Instructions for the task:
Write out every entry exactly as it appears.

::::

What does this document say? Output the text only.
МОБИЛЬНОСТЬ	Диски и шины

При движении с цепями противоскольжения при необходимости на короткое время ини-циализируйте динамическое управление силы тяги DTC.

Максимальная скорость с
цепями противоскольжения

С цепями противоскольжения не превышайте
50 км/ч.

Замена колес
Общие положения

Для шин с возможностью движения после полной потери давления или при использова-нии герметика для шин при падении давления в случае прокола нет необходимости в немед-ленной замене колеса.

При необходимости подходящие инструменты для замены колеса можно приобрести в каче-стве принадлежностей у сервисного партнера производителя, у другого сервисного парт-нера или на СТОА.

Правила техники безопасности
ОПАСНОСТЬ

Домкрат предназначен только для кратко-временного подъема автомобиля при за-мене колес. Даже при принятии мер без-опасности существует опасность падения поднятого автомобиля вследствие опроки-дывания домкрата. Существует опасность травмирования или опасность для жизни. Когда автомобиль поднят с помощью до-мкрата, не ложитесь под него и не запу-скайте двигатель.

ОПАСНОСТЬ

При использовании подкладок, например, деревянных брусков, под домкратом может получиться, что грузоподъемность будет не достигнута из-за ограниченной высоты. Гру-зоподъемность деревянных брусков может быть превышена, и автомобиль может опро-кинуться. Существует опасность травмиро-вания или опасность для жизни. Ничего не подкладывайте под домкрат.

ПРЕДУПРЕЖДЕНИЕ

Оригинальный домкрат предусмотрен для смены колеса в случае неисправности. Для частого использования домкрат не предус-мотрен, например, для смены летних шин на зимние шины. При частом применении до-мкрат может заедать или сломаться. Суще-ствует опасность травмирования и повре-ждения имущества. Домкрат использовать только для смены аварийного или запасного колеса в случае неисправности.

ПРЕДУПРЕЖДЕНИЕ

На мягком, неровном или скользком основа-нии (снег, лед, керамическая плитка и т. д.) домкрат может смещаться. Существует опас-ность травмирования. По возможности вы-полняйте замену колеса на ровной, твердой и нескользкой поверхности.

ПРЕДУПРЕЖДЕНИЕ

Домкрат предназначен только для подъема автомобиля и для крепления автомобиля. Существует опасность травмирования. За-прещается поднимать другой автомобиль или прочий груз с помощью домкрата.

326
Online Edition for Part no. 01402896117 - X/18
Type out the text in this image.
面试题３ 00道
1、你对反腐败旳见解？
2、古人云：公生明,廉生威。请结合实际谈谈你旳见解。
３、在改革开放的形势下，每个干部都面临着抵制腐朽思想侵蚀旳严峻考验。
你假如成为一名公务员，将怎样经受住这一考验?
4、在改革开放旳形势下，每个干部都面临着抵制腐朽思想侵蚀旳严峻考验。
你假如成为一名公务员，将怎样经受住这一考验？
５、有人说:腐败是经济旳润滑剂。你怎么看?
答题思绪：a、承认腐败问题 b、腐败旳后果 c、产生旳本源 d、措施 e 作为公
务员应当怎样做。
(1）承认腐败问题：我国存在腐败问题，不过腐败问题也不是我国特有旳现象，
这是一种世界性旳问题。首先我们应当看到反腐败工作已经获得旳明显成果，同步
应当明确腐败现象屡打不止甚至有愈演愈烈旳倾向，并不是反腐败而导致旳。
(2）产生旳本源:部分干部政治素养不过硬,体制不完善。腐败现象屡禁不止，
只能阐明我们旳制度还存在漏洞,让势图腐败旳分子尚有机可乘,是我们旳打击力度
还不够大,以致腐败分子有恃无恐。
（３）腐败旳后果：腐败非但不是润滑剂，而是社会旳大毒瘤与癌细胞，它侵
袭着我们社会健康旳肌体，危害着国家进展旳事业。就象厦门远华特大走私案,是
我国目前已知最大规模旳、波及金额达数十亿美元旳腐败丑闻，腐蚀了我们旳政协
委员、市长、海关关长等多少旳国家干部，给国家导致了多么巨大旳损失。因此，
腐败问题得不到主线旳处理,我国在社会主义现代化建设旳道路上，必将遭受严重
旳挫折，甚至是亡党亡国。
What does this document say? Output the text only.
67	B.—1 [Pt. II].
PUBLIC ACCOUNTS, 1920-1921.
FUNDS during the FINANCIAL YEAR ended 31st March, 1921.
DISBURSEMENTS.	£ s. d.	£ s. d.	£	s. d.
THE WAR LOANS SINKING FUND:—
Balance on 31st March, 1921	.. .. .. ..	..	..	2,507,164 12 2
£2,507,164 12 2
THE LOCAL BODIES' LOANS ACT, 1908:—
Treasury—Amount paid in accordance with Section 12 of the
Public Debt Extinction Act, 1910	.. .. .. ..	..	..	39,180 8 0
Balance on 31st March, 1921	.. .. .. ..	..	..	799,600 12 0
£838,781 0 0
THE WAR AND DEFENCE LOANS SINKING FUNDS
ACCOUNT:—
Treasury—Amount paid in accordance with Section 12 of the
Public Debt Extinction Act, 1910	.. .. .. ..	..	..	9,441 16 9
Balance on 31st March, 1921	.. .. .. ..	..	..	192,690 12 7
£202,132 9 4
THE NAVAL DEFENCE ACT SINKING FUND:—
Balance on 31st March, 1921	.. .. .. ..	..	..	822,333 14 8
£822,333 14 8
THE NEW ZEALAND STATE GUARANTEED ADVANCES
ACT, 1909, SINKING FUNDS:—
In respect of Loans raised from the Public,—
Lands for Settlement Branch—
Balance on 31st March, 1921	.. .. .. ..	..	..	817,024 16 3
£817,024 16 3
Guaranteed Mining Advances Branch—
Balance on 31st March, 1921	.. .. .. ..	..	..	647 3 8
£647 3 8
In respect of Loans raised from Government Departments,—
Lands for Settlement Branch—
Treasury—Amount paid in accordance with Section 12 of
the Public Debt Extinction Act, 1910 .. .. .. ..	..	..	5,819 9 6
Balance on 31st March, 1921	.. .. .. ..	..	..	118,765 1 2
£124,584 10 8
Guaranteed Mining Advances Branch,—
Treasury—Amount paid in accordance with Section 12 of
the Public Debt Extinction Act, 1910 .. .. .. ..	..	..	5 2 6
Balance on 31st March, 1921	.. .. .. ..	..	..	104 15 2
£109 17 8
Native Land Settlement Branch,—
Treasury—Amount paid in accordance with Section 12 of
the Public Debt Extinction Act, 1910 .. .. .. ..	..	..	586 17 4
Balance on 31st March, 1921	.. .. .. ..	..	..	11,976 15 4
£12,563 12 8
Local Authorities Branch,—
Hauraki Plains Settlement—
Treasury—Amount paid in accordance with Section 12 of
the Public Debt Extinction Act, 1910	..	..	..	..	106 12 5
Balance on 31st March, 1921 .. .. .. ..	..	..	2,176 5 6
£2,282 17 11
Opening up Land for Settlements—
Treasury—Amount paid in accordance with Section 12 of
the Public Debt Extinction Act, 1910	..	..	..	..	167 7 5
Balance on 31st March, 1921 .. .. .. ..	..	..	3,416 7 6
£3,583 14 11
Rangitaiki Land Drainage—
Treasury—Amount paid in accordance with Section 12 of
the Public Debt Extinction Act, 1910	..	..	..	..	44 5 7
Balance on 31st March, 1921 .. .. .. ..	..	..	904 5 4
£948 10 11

::::

Result of this task:
What does this document say? Output the text only.
МОБИЛЬНОСТЬ	Диски и шины

При движении с цепями противоскольжения при необходимости на короткое время ини-циализируйте динамическое управление силы тяги DTC.

Максимальная скорость с
цепями противоскольжения

С цепями противоскольжения не превышайте
50 км/ч.

Замена колес
Общие положения

Для шин с возможностью движения после полной потери давления или при использова-нии герметика для шин при падении давления в случае прокола нет необходимости в немед-ленной замене колеса.

При необходимости подходящие инструменты для замены колеса можно приобрести в каче-стве принадлежностей у сервисного партнера производителя, у другого сервисного парт-нера или на СТОА.

Правила техники безопасности
ОПАСНОСТЬ

Домкрат предназначен только для кратко-временного подъема автомобиля при за-мене колес. Даже при принятии мер без-опасности существует опасность падения поднятого автомобиля вследствие опроки-дывания домкрата. Существует опасность травмирования или опасность для жизни. Когда автомобиль поднят с помощью до-мкрата, не ложитесь под него и не запу-скайте двигатель.

ОПАСНОСТЬ

При использовании подкладок, например, деревянных брусков, под домкратом может получиться, что грузоподъемность будет не достигнута из-за ограниченной высоты. Гру-зоподъемность деревянных брусков может быть превышена, и автомобиль может опро-кинуться. Существует опасность травмиро-вания или опасность для жизни. Ничего не подкладывайте под домкрат.

ПРЕДУПРЕЖДЕНИЕ

Оригинальный домкрат предусмотрен для смены колеса в случае неисправности. Для частого использования домкрат не предус-мотрен, например, для смены летних шин на зимние шины. При частом применении до-мкрат может заедать или сломаться. Суще-ствует опасность травмирования и повре-ждения имущества. Домкрат использовать только для смены аварийного или запасного колеса в случае неисправности.

ПРЕДУПРЕЖДЕНИЕ

На мягком, неровном или скользком основа-нии (снег, лед, керамическая плитка и т. д.) домкрат может смещаться. Существует опас-ность травмирования. По возможности вы-полняйте замену колеса на ровной, твердой и нескользкой поверхности.

ПРЕДУПРЕЖДЕНИЕ

Домкрат предназначен только для подъема автомобиля и для крепления автомобиля. Существует опасность травмирования. За-прещается поднимать другой автомобиль или прочий груз с помощью домкрата.

326
Online Edition for Part no. 01402896117 - X/18
Type out the text in this image.
面试题３ 00道
1、你对反腐败旳见解？
2、古人云：公生明,廉生威。请结合实际谈谈你旳见解。
３、在改革开放的形势下，每个干部都面临着抵制腐朽思想侵蚀旳严峻考验。
你假如成为一名公务员，将怎样经受住这一考验?
4、在改革开放旳形势下，每个干部都面临着抵制腐朽思想侵蚀旳严峻考验。
你假如成为一名公务员，将怎样经受住这一考验？
５、有人说:腐败是经济旳润滑剂。你怎么看?
答题思绪：a、承认腐败问题 b、腐败旳后果 c、产生旳本源 d、措施 e 作为公
务员应当怎样做。
(1）承认腐败问题：我国存在腐败问题，不过腐败问题也不是我国特有旳现象，
这是一种世界性旳问题。首先我们应当看到反腐败工作已经获得旳明显成果，同步
应当明确腐败现象屡打不止甚至有愈演愈烈旳倾向，并不是反腐败而导致旳。
(2）产生旳本源:部分干部政治素养不过硬,体制不完善。腐败现象屡禁不止，
只能阐明我们旳制度还存在漏洞,让势图腐败旳分子尚有机可乘,是我们旳打击力度
还不够大,以致腐败分子有恃无恐。
（３）腐败旳后果：腐败非但不是润滑剂，而是社会旳大毒瘤与癌细胞，它侵
袭着我们社会健康旳肌体，危害着国家进展旳事业。就象厦门远华特大走私案,是
我国目前已知最大规模旳、波及金额达数十亿美元旳腐败丑闻，腐蚀了我们旳政协
委员、市长、海关关长等多少旳国家干部，给国家导致了多么巨大旳损失。因此，
腐败问题得不到主线旳处理,我国在社会主义现代化建设旳道路上，必将遭受严重
旳挫折，甚至是亡党亡国。
What does this document say? Output the text only.
67	B.—1 [Pt. II].
PUBLIC ACCOUNTS, 1920-1921.
FUNDS during the FINANCIAL YEAR ended 31st March, 1921.
DISBURSEMENTS.	£ s. d.	£ s. d.	£	s. d.
THE WAR LOANS SINKING FUND:—
Balance on 31st March, 1921	.. .. .. ..	..	..	2,507,164 12 2
£2,507,164 12 2
THE LOCAL BODIES' LOANS ACT, 1908:—
Treasury—Amount paid in accordance with Section 12 of the
Public Debt Extinction Act, 1910	.. .. .. ..	..	..	39,180 8 0
Balance on 31st March, 1921	.. .. .. ..	..	..	799,600 12 0
£838,781 0 0
THE WAR AND DEFENCE LOANS SINKING FUNDS
ACCOUNT:—
Treasury—Amount paid in accordance with Section 12 of the
Public Debt Extinction Act, 1910	.. .. .. ..	..	..	9,441 16 9
Balance on 31st March, 1921	.. .. .. ..	..	..	192,690 12 7
£202,132 9 4
THE NAVAL DEFENCE ACT SINKING FUND:—
Balance on 31st March, 1921	.. .. .. ..	..	..	822,333 14 8
£822,333 14 8
THE NEW ZEALAND STATE GUARANTEED ADVANCES
ACT, 1909, SINKING FUNDS:—
In respect of Loans raised from the Public,—
Lands for Settlement Branch—
Balance on 31st March, 1921	.. .. .. ..	..	..	817,024 16 3
£817,024 16 3
Guaranteed Mining Advances Branch—
Balance on 31st March, 1921	.. .. .. ..	..	..	647 3 8
£647 3 8
In respect of Loans raised from Government Departments,—
Lands for Settlement Branch—
Treasury—Amount paid in accordance with Section 12 of
the Public Debt Extinction Act, 1910 .. .. .. ..	..	..	5,819 9 6
Balance on 31st March, 1921	.. .. .. ..	..	..	118,765 1 2
£124,584 10 8
Guaranteed Mining Advances Branch,—
Treasury—Amount paid in accordance with Section 12 of
the Public Debt Extinction Act, 1910 .. .. .. ..	..	..	5 2 6
Balance on 31st March, 1921	.. .. .. ..	..	..	104 15 2
£109 17 8
Native Land Settlement Branch,—
Treasury—Amount paid in accordance with Section 12 of
the Public Debt Extinction Act, 1910 .. .. .. ..	..	..	586 17 4
Balance on 31st March, 1921	.. .. .. ..	..	..	11,976 15 4
£12,563 12 8
Local Authorities Branch,—
Hauraki Plains Settlement—
Treasury—Amount paid in accordance with Section 12 of
the Public Debt Extinction Act, 1910	..	..	..	..	106 12 5
Balance on 31st March, 1921 .. .. .. ..	..	..	2,176 5 6
£2,282 17 11
Opening up Land for Settlements—
Treasury—Amount paid in accordance with Section 12 of
the Public Debt Extinction Act, 1910	..	..	..	..	167 7 5
Balance on 31st March, 1921 .. .. .. ..	..	..	3,416 7 6
£3,583 14 11
Rangitaiki Land Drainage—
Treasury—Amount paid in accordance with Section 12 of
the Public Debt Extinction Act, 1910	..	..	..	..	44 5 7
Balance on 31st March, 1921 .. .. .. ..	..	..	904 5 4
£948 10 11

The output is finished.